CONSIGNE DONNÉE 1:
Recopiez à l'identique la partie du passage choisi qui commence par « Par conséquent, je » et se termine par « depuis ce jour. ».

PASSAGE CHOISI:
Les faits et les larmes

Par conséquent, je n’avais jamais pleuré sur le changement climatique. Je gardais une distance professionnelle. Et puis une coïncidence m’a brisé. Je ne suis pas sûr d’avoir été tout à fait le même depuis ce jour.

C’est arrivé pendant cette étrange semaine de Pâques, lorsque Extinction Rebellion a mis Londres à l’arrêt et que la BBC a fait du film de David Attenborough sur le changement climatique l’une des pièces maîtresses de ses programmes de Pâques. Ce soir-là, ma femme a décidé de se coucher tôt, sachant que Calum et Fraser se réveilleraient avant 6 heures du matin comme d’habitude et que s’inquiéter pour leur avenir n’était pas propice à une nuit de sommeil passable. J’ai donc regardé l’émission seul pendant que ceux que j’aimais dormaient et que l’homme qui incarne le mieux au Royaume-Uni une conscience environnementale proposait sa dernière perspective dans “climate change the facts.”

DONNÉES FOURNIES:
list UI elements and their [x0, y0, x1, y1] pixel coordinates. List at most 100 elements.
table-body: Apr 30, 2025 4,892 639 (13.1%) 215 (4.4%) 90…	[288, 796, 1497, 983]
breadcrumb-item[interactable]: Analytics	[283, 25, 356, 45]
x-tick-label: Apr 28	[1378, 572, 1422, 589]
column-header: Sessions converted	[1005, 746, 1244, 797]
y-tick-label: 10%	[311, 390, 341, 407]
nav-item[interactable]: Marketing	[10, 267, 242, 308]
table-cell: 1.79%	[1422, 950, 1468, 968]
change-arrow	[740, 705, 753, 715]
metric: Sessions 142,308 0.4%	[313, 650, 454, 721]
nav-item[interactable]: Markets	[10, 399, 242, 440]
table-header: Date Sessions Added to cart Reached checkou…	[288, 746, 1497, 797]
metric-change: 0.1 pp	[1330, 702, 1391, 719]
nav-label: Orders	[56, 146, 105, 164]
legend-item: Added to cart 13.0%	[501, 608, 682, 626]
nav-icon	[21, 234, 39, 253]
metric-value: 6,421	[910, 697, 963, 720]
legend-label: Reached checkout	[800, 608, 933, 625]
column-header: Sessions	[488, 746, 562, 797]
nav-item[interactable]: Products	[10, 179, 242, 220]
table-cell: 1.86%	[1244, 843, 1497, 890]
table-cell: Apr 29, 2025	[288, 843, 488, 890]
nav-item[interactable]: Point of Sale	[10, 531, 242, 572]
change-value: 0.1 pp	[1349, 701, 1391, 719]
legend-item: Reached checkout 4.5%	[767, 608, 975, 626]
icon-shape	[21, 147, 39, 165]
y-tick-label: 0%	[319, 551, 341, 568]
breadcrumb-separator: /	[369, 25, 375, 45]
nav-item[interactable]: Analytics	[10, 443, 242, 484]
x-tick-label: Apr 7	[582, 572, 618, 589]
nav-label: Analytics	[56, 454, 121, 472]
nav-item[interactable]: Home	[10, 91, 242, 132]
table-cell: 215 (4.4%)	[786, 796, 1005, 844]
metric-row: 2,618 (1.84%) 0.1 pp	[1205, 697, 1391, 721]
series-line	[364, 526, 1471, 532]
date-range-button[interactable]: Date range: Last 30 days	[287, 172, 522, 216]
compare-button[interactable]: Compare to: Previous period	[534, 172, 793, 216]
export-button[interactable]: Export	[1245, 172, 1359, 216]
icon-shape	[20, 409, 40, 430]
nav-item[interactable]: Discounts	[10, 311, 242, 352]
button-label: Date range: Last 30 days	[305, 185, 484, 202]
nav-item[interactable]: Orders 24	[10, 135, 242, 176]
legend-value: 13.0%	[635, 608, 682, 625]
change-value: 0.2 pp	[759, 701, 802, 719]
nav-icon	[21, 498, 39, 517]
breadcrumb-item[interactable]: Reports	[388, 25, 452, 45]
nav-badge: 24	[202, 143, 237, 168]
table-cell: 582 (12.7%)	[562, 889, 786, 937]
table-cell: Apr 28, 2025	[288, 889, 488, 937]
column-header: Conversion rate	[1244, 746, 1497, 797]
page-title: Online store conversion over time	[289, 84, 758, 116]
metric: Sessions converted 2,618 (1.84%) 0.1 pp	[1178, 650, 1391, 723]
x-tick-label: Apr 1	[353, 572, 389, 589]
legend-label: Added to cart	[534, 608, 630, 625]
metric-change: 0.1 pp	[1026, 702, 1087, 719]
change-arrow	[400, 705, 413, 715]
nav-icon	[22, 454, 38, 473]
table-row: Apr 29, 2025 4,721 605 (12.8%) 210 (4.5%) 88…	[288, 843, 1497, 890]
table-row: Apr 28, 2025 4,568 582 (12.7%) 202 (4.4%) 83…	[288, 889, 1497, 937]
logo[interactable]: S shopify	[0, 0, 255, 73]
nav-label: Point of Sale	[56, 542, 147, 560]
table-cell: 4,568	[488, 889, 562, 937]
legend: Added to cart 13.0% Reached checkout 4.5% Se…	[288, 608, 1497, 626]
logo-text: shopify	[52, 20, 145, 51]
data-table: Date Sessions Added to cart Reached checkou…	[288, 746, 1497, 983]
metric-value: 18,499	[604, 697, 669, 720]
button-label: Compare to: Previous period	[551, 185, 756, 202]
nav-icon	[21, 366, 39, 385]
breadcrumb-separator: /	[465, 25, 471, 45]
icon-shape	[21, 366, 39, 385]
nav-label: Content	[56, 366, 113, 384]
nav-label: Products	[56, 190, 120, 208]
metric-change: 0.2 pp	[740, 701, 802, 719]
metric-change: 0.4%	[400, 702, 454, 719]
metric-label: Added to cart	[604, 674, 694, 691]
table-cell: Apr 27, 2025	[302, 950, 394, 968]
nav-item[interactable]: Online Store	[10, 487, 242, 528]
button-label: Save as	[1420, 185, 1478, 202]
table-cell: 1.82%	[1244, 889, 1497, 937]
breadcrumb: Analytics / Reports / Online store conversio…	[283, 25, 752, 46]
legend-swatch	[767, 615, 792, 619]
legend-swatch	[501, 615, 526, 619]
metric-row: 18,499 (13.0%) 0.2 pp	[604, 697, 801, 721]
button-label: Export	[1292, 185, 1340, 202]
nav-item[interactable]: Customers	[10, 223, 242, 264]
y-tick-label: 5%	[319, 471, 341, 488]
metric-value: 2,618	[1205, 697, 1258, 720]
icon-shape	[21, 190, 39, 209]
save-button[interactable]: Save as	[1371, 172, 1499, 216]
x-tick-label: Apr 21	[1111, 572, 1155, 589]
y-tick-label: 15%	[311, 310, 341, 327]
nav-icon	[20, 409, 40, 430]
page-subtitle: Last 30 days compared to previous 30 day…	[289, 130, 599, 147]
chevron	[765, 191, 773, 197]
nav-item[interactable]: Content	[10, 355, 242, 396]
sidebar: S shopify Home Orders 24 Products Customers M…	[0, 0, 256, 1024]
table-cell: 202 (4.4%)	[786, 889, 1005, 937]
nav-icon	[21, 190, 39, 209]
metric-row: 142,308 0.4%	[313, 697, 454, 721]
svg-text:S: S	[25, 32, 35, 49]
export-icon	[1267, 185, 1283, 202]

CONSIGNE DONNÉE 2:
Dans les enregistrements ci-dessus, remplacez « nav-item » par « menu-item » depuis leur début jusqu'à la ligne contenant « 25, 375, 45] » incluse. Redonnez seulement ces lignes, sans autre modification.

RÉPONSE ATTENDUE 1:
Par conséquent, je n’avais jamais pleuré sur le changement climatique. Je gardais une distance professionnelle. Et puis une coïncidence m’a brisé. Je ne suis pas sûr d’avoir été tout à fait le même depuis ce jour.

RÉPONSE ATTENDUE 2:
list UI elements and their [x0, y0, x1, y1] pixel coordinates. List at most 100 elements.
table-body: Apr 30, 2025 4,892 639 (13.1%) 215 (4.4%) 90…	[288, 796, 1497, 983]
breadcrumb-item[interactable]: Analytics	[283, 25, 356, 45]
x-tick-label: Apr 28	[1378, 572, 1422, 589]
column-header: Sessions converted	[1005, 746, 1244, 797]
y-tick-label: 10%	[311, 390, 341, 407]
menu-item[interactable]: Marketing	[10, 267, 242, 308]
table-cell: 1.79%	[1422, 950, 1468, 968]
change-arrow	[740, 705, 753, 715]
metric: Sessions 142,308 0.4%	[313, 650, 454, 721]
menu-item[interactable]: Markets	[10, 399, 242, 440]
table-header: Date Sessions Added to cart Reached checkou…	[288, 746, 1497, 797]
metric-change: 0.1 pp	[1330, 702, 1391, 719]
nav-label: Orders	[56, 146, 105, 164]
legend-item: Added to cart 13.0%	[501, 608, 682, 626]
nav-icon	[21, 234, 39, 253]
metric-value: 6,421	[910, 697, 963, 720]
legend-label: Reached checkout	[800, 608, 933, 625]
column-header: Sessions	[488, 746, 562, 797]
menu-item[interactable]: Products	[10, 179, 242, 220]
table-cell: 1.86%	[1244, 843, 1497, 890]
table-cell: Apr 29, 2025	[288, 843, 488, 890]
menu-item[interactable]: Point of Sale	[10, 531, 242, 572]
change-value: 0.1 pp	[1349, 701, 1391, 719]
legend-item: Reached checkout 4.5%	[767, 608, 975, 626]
icon-shape	[21, 147, 39, 165]
y-tick-label: 0%	[319, 551, 341, 568]
breadcrumb-separator: /	[369, 25, 375, 45]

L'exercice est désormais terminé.